[Stored records]

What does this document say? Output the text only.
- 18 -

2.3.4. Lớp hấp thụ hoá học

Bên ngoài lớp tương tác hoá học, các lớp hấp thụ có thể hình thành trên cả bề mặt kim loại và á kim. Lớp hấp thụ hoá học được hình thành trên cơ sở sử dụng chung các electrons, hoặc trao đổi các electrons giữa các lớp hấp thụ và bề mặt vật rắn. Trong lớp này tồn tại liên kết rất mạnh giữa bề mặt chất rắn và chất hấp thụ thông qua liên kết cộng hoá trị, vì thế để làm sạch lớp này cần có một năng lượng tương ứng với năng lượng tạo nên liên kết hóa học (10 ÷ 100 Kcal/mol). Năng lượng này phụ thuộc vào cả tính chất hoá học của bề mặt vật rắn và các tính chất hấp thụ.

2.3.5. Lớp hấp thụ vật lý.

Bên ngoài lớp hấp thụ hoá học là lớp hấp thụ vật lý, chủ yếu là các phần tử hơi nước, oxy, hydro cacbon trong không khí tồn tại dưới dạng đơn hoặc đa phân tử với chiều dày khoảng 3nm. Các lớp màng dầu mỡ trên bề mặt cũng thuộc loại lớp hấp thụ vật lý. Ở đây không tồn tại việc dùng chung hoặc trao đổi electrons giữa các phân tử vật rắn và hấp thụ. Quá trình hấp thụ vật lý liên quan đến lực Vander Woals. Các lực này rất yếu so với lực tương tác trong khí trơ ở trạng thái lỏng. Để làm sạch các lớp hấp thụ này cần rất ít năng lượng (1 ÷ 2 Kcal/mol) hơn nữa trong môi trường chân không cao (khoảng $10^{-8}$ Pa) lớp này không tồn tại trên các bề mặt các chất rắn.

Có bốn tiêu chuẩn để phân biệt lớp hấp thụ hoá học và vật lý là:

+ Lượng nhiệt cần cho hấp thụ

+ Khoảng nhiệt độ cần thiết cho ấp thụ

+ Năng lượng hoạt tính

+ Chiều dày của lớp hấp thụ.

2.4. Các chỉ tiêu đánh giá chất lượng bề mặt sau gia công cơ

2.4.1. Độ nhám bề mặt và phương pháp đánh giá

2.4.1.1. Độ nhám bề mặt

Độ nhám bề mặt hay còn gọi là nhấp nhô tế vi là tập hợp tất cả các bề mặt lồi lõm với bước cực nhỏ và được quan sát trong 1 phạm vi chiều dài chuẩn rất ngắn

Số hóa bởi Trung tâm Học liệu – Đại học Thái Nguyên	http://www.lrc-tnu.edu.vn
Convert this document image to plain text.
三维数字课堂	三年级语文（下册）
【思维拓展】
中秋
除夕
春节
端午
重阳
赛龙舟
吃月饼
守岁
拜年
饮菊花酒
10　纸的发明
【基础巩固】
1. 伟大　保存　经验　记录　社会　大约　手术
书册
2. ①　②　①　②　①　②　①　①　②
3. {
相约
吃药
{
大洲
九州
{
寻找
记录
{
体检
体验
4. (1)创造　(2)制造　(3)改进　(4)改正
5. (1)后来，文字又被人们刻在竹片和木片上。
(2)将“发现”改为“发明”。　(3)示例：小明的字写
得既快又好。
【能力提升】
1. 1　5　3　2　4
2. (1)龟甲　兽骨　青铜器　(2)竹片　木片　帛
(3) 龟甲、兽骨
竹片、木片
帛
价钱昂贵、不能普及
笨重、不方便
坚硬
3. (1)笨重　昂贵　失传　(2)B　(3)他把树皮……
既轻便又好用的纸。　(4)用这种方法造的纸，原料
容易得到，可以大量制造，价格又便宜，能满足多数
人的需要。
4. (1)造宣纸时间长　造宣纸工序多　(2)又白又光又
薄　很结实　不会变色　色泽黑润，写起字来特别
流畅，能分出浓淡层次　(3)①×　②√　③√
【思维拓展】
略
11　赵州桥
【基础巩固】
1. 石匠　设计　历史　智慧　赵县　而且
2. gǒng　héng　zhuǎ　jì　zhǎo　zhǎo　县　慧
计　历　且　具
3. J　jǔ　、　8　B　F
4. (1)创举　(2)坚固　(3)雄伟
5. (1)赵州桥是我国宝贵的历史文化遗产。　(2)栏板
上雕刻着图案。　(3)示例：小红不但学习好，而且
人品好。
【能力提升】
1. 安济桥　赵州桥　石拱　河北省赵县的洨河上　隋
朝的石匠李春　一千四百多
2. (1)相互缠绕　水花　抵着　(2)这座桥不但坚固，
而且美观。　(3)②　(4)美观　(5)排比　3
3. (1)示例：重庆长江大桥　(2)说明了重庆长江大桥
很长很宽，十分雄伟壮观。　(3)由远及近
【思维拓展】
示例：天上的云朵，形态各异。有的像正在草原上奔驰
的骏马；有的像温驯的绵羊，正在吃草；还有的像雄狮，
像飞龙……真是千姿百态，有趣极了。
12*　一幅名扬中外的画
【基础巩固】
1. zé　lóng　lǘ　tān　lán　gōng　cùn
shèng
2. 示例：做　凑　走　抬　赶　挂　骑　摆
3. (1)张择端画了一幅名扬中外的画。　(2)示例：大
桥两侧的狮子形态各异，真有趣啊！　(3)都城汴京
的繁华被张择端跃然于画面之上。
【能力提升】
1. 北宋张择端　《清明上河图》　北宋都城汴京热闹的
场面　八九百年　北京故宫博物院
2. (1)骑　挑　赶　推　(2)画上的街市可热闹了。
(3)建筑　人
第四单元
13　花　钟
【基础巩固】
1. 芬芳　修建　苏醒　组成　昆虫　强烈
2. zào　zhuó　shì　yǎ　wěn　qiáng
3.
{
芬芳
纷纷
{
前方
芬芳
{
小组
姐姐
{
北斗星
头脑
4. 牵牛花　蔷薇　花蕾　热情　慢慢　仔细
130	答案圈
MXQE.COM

§ Set problem
Print the whole listing again, exactly.

§ Correct output
What does this document say? Output the text only.
- 18 -

2.3.4. Lớp hấp thụ hoá học

Bên ngoài lớp tương tác hoá học, các lớp hấp thụ có thể hình thành trên cả bề mặt kim loại và á kim. Lớp hấp thụ hoá học được hình thành trên cơ sở sử dụng chung các electrons, hoặc trao đổi các electrons giữa các lớp hấp thụ và bề mặt vật rắn. Trong lớp này tồn tại liên kết rất mạnh giữa bề mặt chất rắn và chất hấp thụ thông qua liên kết cộng hoá trị, vì thế để làm sạch lớp này cần có một năng lượng tương ứng với năng lượng tạo nên liên kết hóa học (10 ÷ 100 Kcal/mol). Năng lượng này phụ thuộc vào cả tính chất hoá học của bề mặt vật rắn và các tính chất hấp thụ.

2.3.5. Lớp hấp thụ vật lý.

Bên ngoài lớp hấp thụ hoá học là lớp hấp thụ vật lý, chủ yếu là các phần tử hơi nước, oxy, hydro cacbon trong không khí tồn tại dưới dạng đơn hoặc đa phân tử với chiều dày khoảng 3nm. Các lớp màng dầu mỡ trên bề mặt cũng thuộc loại lớp hấp thụ vật lý. Ở đây không tồn tại việc dùng chung hoặc trao đổi electrons giữa các phân tử vật rắn và hấp thụ. Quá trình hấp thụ vật lý liên quan đến lực Vander Woals. Các lực này rất yếu so với lực tương tác trong khí trơ ở trạng thái lỏng. Để làm sạch các lớp hấp thụ này cần rất ít năng lượng (1 ÷ 2 Kcal/mol) hơn nữa trong môi trường chân không cao (khoảng $10^{-8}$ Pa) lớp này không tồn tại trên các bề mặt các chất rắn.

Có bốn tiêu chuẩn để phân biệt lớp hấp thụ hoá học và vật lý là:

+ Lượng nhiệt cần cho hấp thụ

+ Khoảng nhiệt độ cần thiết cho ấp thụ

+ Năng lượng hoạt tính

+ Chiều dày của lớp hấp thụ.

2.4. Các chỉ tiêu đánh giá chất lượng bề mặt sau gia công cơ

2.4.1. Độ nhám bề mặt và phương pháp đánh giá

2.4.1.1. Độ nhám bề mặt

Độ nhám bề mặt hay còn gọi là nhấp nhô tế vi là tập hợp tất cả các bề mặt lồi lõm với bước cực nhỏ và được quan sát trong 1 phạm vi chiều dài chuẩn rất ngắn

Số hóa bởi Trung tâm Học liệu – Đại học Thái Nguyên	http://www.lrc-tnu.edu.vn
Convert this document image to plain text.
三维数字课堂	三年级语文（下册）
【思维拓展】
中秋
除夕
春节
端午
重阳
赛龙舟
吃月饼
守岁
拜年
饮菊花酒
10　纸的发明
【基础巩固】
1. 伟大　保存　经验　记录　社会　大约　手术
书册
2. ①　②　①　②　①　②　①　①　②
3. {
相约
吃药
{
大洲
九州
{
寻找
记录
{
体检
体验
4. (1)创造　(2)制造　(3)改进　(4)改正
5. (1)后来，文字又被人们刻在竹片和木片上。
(2)将“发现”改为“发明”。　(3)示例：小明的字写
得既快又好。
【能力提升】
1. 1　5　3　2　4
2. (1)龟甲　兽骨　青铜器　(2)竹片　木片　帛
(3) 龟甲、兽骨
竹片、木片
帛
价钱昂贵、不能普及
笨重、不方便
坚硬
3. (1)笨重　昂贵　失传　(2)B　(3)他把树皮……
既轻便又好用的纸。　(4)用这种方法造的纸，原料
容易得到，可以大量制造，价格又便宜，能满足多数
人的需要。
4. (1)造宣纸时间长　造宣纸工序多　(2)又白又光又
薄　很结实　不会变色　色泽黑润，写起字来特别
流畅，能分出浓淡层次　(3)①×　②√　③√
【思维拓展】
略
11　赵州桥
【基础巩固】
1. 石匠　设计　历史　智慧　赵县　而且
2. gǒng　héng　zhuǎ　jì　zhǎo　zhǎo　县　慧
计　历　且　具
3. J　jǔ　、　8　B　F
4. (1)创举　(2)坚固　(3)雄伟
5. (1)赵州桥是我国宝贵的历史文化遗产。　(2)栏板
上雕刻着图案。　(3)示例：小红不但学习好，而且
人品好。
【能力提升】
1. 安济桥　赵州桥　石拱　河北省赵县的洨河上　隋
朝的石匠李春　一千四百多
2. (1)相互缠绕　水花　抵着　(2)这座桥不但坚固，
而且美观。　(3)②　(4)美观　(5)排比　3
3. (1)示例：重庆长江大桥　(2)说明了重庆长江大桥
很长很宽，十分雄伟壮观。　(3)由远及近
【思维拓展】
示例：天上的云朵，形态各异。有的像正在草原上奔驰
的骏马；有的像温驯的绵羊，正在吃草；还有的像雄狮，
像飞龙……真是千姿百态，有趣极了。
12*　一幅名扬中外的画
【基础巩固】
1. zé　lóng　lǘ　tān　lán　gōng　cùn
shèng
2. 示例：做　凑　走　抬　赶　挂　骑　摆
3. (1)张择端画了一幅名扬中外的画。　(2)示例：大
桥两侧的狮子形态各异，真有趣啊！　(3)都城汴京
的繁华被张择端跃然于画面之上。
【能力提升】
1. 北宋张择端　《清明上河图》　北宋都城汴京热闹的
场面　八九百年　北京故宫博物院
2. (1)骑　挑　赶　推　(2)画上的街市可热闹了。
(3)建筑　人
第四单元
13　花　钟
【基础巩固】
1. 芬芳　修建　苏醒　组成　昆虫　强烈
2. zào　zhuó　shì　yǎ　wěn　qiáng
3.
{
芬芳
纷纷
{
前方
芬芳
{
小组
姐姐
{
北斗星
头脑
4. 牵牛花　蔷薇　花蕾　热情　慢慢　仔细
130	答案圈
MXQE.COM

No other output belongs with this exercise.